*EXERCISE TASKS*
a - Answer these questions about the passage on central bank interest rates:
(i) What was the inflation rate in Switzerland in October?
(ii) What inflation figure for October was released last Thursday in Europe?
(iii) What is the ECB's current rate after its increase since July?
b - Reproduce the passage on central bank interest rates between "In Europe, too, there" and "said Mr Lane.", inclusive.
c - Pick up the passage on central bank interest rates after its final sentence and keep writing.

*READING PASSAGE*
▶
The Swiss franc is moving sideways against the dollar and the euro despite Andréa Maechler’s hawkish comments late last week in Geneva. She said that the SNB is prepared to continue to raise its key interest rates if inflation remains above 2%. At 3.0% in October, down from 3.3% in September, it is admittedly falling back, but it remains well above target. As regards the exchange rate, Ms Maechler confirmed that the strong franc had greatly helped to contain the rise in inflation so that it remained at a much lower level than in the countries around us. A rate hike at the semi-annual meeting on 15 December seems to be a foregone conclusion, but here too the SNB would be prepared to reduce the size of the hike. Currently 0.84% for the December contract, the key rate is therefore only expected to rise by 0.34%. The future rate for March is 1.07% showing that the National Bank should proceed cautiously by raising its money rate by half a percent, probably in two 0.25% steps.


In Europe, too, there is a lively debate within the ECB about the size of the next rate hike. Last Thursday, inflation came out at 10.6% for the month of October compared to 9.9% the previous month. With an increase of 200 basis points since July, the Frankfurt-based ECB has carried out the fastest rise in its history to the current 1.5%. Philip Lane, the ECB’s chief economist, said the central bank was likely to extend its rate hike cycle next year. ‘I don't think December is going to be the last rate hike’, he declared in an interview. ‘But one platform for considering a very large hike, such as 75 basis points [as in September and October], is no longer there’ he added. The ECB has to take into account that the eurozone is expected to go into recession this winter as the latest figures suggest. ‘We currently do think that any recession will be mild and short-lived’, said Mr Lane.
◀
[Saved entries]
▶
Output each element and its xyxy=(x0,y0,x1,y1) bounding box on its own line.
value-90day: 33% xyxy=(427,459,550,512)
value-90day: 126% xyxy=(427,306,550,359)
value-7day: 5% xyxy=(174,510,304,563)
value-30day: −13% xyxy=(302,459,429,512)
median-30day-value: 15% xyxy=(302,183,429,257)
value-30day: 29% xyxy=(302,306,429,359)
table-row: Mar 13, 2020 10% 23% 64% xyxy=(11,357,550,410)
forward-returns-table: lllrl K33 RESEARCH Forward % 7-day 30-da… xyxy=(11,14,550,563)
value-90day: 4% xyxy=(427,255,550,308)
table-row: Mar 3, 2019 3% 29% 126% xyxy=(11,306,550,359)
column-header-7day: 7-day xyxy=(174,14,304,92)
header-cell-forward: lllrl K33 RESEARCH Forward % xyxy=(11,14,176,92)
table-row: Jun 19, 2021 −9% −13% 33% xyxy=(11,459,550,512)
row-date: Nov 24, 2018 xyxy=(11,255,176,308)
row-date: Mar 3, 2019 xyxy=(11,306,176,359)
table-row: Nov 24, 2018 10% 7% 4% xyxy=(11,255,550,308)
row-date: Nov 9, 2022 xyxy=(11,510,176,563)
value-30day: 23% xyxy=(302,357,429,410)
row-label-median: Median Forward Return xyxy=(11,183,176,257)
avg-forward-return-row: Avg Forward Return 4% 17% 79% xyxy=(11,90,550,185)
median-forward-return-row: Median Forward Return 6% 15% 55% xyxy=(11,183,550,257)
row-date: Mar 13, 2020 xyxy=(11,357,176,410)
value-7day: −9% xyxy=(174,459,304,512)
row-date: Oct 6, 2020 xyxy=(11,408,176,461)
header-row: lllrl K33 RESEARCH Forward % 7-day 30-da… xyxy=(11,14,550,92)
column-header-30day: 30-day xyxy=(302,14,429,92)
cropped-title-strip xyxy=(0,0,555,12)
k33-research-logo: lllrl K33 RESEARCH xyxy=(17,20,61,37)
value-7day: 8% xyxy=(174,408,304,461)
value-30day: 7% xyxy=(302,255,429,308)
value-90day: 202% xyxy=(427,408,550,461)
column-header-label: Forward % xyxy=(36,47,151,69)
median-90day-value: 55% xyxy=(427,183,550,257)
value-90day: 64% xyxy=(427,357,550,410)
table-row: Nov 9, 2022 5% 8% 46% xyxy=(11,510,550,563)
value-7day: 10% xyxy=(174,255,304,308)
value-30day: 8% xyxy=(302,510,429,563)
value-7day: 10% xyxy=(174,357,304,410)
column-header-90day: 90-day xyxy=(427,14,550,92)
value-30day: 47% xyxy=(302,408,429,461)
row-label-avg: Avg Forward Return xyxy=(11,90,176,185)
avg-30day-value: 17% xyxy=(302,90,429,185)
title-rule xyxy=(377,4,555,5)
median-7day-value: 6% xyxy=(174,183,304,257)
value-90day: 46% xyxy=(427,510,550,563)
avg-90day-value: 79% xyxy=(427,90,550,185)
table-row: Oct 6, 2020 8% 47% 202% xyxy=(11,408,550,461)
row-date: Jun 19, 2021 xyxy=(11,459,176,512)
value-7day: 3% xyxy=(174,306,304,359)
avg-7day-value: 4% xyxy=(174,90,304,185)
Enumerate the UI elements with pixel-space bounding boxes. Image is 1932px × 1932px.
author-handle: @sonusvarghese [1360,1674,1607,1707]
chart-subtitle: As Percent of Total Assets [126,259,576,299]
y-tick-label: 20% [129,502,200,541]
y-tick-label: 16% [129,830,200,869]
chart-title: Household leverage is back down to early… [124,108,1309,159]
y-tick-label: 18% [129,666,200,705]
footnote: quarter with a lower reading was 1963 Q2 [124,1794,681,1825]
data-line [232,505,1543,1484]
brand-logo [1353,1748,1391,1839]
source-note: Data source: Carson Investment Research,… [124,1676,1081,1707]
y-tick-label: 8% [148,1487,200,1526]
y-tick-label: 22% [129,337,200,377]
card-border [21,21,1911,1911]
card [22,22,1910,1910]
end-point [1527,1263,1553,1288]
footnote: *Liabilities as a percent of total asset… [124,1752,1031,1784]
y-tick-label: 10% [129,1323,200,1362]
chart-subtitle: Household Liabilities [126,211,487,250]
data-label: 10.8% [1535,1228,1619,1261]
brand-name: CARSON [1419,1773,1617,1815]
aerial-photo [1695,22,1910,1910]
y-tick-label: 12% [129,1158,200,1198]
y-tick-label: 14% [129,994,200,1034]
◀
*RESULTS*
a -
(i) 3.0%
(ii) 10.6%
(iii) 1.5%

b -
In Europe, too, there is a lively debate within the ECB about the size of the next rate hike. Last Thursday, inflation came out at 10.6% for the month of October compared to 9.9% the previous month. With an increase of 200 basis points since July, the Frankfurt-based ECB has carried out the fastest rise in its history to the current 1.5%. Philip Lane, the ECB’s chief economist, said the central bank was likely to extend its rate hike cycle next year. ‘I don't think December is going to be the last rate hike’, he declared in an interview. ‘But one platform for considering a very large hike, such as 75 basis points [as in September and October], is no longer there’ he added. The ECB has to take into account that the eurozone is expected to go into recession this winter as the latest figures suggest. ‘We currently do think that any recession will be mild and short-lived’, said Mr Lane.

c -
In contrast to the above-mentioned central banks, New Zealand’s central bank did not hesitate and proceeded with a record increase by raising its key rate by 0.75%. The Monetary Policy Committee is convinced that further tightening will be necessary in its fight against inflation, even though it is forecasting a recession for next year. It has therefore raised its official rate from 3.50% to 4.25% and expects it to reach 5.5% in September 2023. This sharp increase follows the announcement that inflation in the third quarter was 7.2% annualised.


Gold benefited from the fall in the dollar to re-establish itself above the $1,700 per ounce mark. The precious metal has so far failed to break through the technical resistance of $1,785 and is consolidating the advance it started at the beginning of the month at $1,617.


Tonight, the minutes of the last FOMC meeting will be published, which should shed light on the Fed’s vision for the future evolution of interest rates. After that, the weekend should be fairly quiet with the Thanksgiving holiday tomorrow in the US leading to a long weekend and reduced activity.